### [What is being asked]
Extract each line of the records below that contains the word "para".

Saved entries
════════

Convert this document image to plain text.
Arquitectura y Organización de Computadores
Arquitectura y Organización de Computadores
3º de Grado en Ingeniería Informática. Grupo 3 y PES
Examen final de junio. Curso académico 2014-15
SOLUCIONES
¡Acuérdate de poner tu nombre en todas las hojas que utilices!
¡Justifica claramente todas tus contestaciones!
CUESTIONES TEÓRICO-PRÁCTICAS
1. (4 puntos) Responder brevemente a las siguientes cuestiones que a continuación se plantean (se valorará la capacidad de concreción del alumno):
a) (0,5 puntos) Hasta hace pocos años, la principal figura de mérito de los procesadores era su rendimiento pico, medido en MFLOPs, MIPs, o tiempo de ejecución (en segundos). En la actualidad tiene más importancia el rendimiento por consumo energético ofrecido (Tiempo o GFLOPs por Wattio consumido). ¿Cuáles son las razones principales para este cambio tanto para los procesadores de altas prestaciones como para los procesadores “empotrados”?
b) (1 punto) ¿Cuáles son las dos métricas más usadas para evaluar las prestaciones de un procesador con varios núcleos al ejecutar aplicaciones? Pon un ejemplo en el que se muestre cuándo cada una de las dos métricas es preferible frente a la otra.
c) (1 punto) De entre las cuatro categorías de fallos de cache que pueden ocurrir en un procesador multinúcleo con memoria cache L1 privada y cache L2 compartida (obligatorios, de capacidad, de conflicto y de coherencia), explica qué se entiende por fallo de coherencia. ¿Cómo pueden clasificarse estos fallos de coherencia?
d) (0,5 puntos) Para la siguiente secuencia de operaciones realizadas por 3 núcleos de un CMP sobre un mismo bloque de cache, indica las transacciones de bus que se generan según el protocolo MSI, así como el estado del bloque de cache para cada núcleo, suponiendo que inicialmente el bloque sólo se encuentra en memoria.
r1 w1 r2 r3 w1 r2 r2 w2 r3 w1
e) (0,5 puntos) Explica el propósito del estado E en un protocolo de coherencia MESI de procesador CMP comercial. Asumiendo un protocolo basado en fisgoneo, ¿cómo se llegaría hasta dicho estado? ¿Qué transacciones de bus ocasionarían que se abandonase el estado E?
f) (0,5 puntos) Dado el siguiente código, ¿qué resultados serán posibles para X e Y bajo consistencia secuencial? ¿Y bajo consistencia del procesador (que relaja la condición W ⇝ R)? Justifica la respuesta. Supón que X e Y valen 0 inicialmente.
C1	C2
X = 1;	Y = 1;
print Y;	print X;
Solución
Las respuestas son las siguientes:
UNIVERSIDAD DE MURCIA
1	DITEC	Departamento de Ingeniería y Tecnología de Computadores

════════

### [Result for this exercise]
a) (0,5 puntos) Hasta hace pocos años, la principal figura de mérito de los procesadores era su rendimiento pico, medido en MFLOPs, MIPs, o tiempo de ejecución (en segundos). En la actualidad tiene más importancia el rendimiento por consumo energético ofrecido (Tiempo o GFLOPs por Wattio consumido). ¿Cuáles son las razones principales para este cambio tanto para los procesadores de altas prestaciones como para los procesadores “empotrados”?
b) (1 punto) ¿Cuáles son las dos métricas más usadas para evaluar las prestaciones de un procesador con varios núcleos al ejecutar aplicaciones? Pon un ejemplo en el que se muestre cuándo cada una de las dos métricas es preferible frente a la otra.
d) (0,5 puntos) Para la siguiente secuencia de operaciones realizadas por 3 núcleos de un CMP sobre un mismo bloque de cache, indica las transacciones de bus que se generan según el protocolo MSI, así como el estado del bloque de cache para cada núcleo, suponiendo que inicialmente el bloque sólo se encuentra en memoria.
f) (0,5 puntos) Dado el siguiente código, ¿qué resultados serán posibles para X e Y bajo consistencia secuencial? ¿Y bajo consistencia del procesador (que relaja la condición W ⇝ R)? Justifica la respuesta. Supón que X e Y valen 0 inicialmente.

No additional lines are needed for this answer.